WHAT YOU HAVE TO DO. Collect all lines from the listing that include the string "化学与材料科学学院".

• • •

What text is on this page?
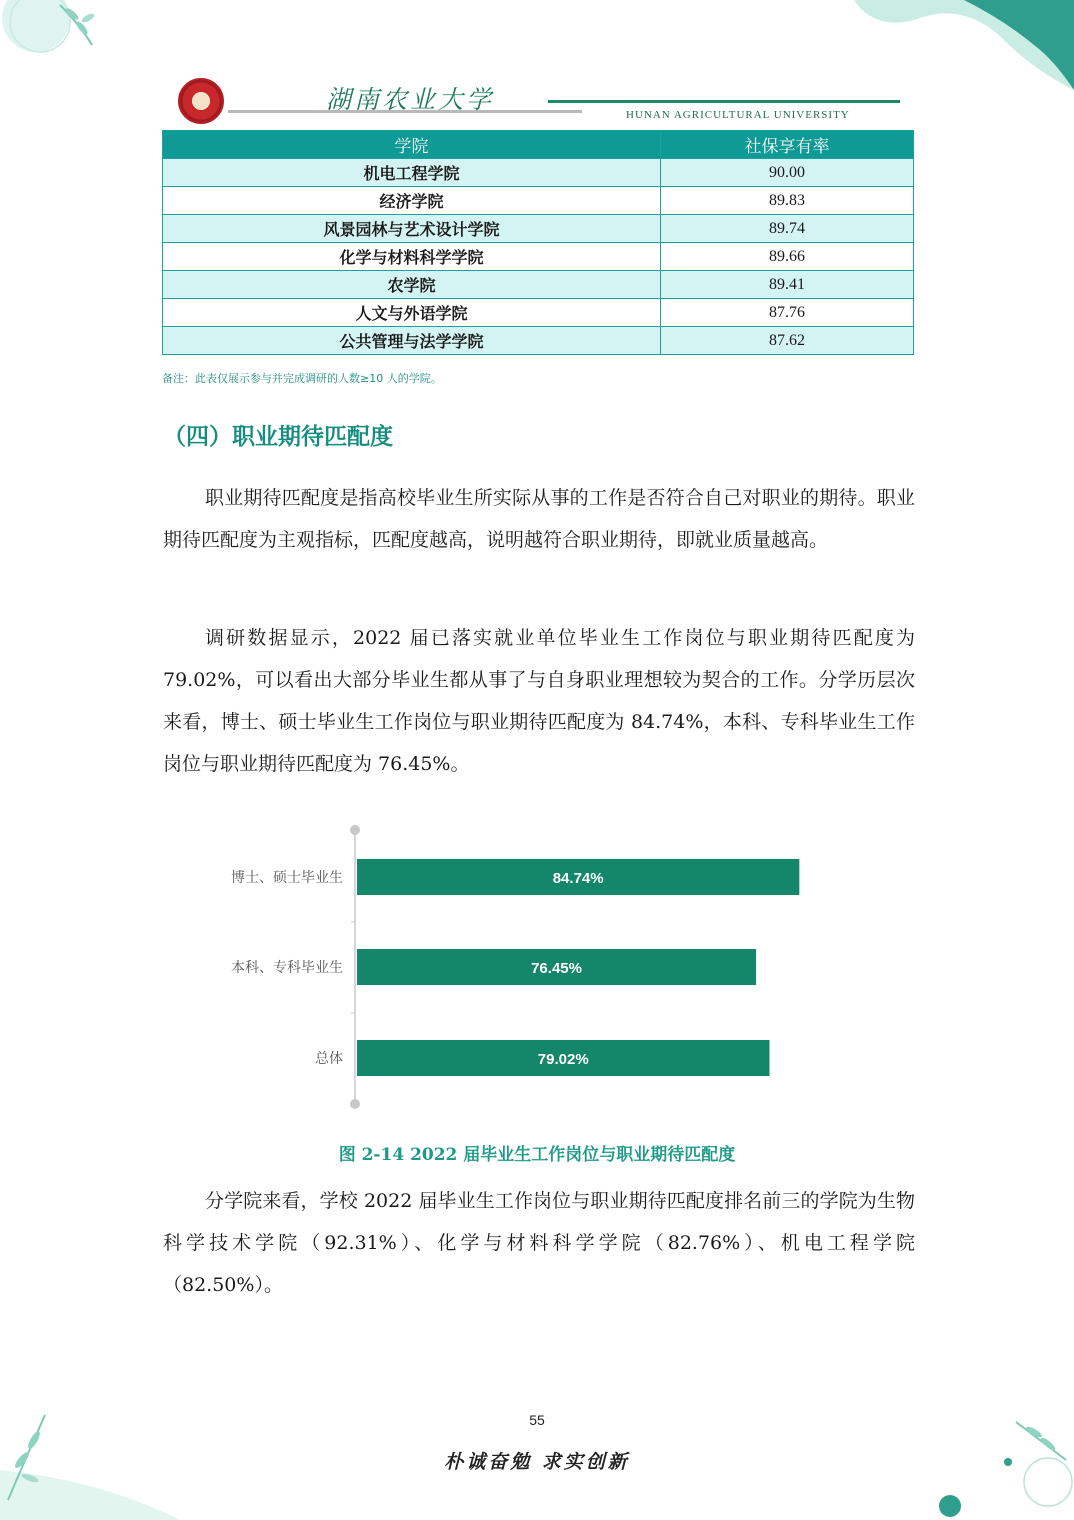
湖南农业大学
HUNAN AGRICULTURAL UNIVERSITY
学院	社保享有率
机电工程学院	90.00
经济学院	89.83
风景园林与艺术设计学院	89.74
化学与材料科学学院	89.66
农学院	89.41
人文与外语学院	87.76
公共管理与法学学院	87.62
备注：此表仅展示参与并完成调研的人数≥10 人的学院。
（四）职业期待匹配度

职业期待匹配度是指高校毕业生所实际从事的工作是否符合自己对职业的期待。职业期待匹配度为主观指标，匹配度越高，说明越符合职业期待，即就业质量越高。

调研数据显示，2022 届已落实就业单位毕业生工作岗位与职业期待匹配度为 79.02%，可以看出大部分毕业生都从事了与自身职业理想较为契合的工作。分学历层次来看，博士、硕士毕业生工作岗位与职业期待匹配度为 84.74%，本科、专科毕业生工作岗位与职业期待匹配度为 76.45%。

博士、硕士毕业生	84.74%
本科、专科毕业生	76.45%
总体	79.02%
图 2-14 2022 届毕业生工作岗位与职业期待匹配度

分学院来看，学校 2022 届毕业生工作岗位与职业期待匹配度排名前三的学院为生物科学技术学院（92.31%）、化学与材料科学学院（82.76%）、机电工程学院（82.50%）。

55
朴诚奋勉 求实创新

• • •

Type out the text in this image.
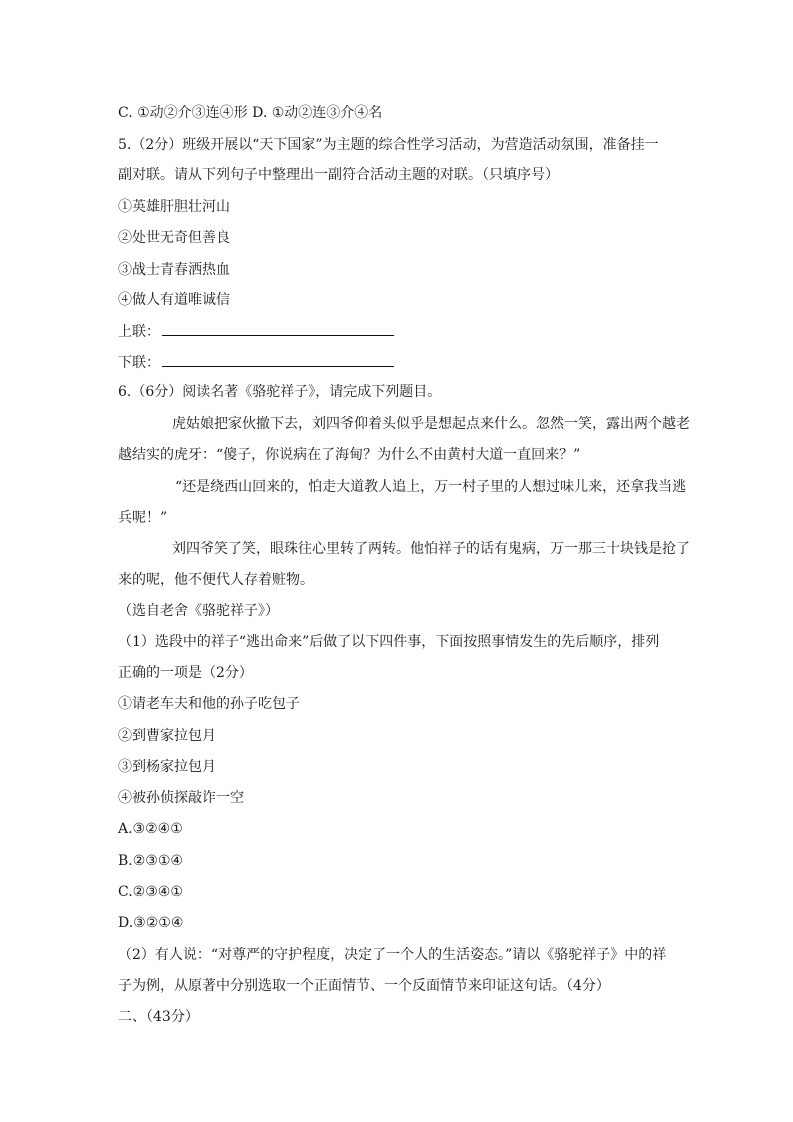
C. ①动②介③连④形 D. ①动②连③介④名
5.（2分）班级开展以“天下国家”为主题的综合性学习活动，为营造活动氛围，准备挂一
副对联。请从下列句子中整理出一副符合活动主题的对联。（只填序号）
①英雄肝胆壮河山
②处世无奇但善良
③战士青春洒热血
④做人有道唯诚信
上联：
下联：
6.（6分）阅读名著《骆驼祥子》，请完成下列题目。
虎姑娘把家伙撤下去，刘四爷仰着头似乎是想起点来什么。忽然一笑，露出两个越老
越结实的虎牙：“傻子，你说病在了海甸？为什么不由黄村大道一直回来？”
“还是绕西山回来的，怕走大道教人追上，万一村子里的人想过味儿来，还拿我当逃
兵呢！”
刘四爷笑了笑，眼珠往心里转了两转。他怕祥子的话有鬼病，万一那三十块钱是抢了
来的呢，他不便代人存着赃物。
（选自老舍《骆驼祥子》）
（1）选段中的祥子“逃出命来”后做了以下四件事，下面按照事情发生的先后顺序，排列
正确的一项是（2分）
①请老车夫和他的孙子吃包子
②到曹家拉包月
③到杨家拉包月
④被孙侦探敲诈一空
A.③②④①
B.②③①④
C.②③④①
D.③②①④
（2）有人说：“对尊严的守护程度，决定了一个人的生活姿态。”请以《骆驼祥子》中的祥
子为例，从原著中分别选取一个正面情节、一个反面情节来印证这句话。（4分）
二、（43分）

• • •

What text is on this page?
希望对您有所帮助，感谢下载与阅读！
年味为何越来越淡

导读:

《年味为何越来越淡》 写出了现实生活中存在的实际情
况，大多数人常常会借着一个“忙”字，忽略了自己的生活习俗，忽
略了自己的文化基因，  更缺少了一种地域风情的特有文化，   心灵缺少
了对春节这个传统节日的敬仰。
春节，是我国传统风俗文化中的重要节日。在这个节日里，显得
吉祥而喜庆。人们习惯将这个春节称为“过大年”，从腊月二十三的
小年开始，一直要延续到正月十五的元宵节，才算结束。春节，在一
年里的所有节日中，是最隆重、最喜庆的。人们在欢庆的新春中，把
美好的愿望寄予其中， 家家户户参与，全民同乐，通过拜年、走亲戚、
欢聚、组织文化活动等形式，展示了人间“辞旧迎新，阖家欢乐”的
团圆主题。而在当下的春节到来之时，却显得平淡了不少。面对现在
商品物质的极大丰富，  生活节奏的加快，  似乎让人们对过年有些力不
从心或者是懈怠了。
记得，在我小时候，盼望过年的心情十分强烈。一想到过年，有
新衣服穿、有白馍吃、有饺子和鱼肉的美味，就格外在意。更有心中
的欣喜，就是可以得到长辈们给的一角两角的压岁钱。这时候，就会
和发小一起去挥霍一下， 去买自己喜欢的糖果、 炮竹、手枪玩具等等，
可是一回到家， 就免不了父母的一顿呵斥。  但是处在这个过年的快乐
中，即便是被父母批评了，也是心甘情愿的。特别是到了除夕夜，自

• • •

SOLUTION FOR THIS TASK.
化学与材料科学学院	89.66
分学院来看，学校 2022 届毕业生工作岗位与职业期待匹配度排名前三的学院为生物科学技术学院（92.31%）、化学与材料科学学院（82.76%）、机电工程学院（82.50%）。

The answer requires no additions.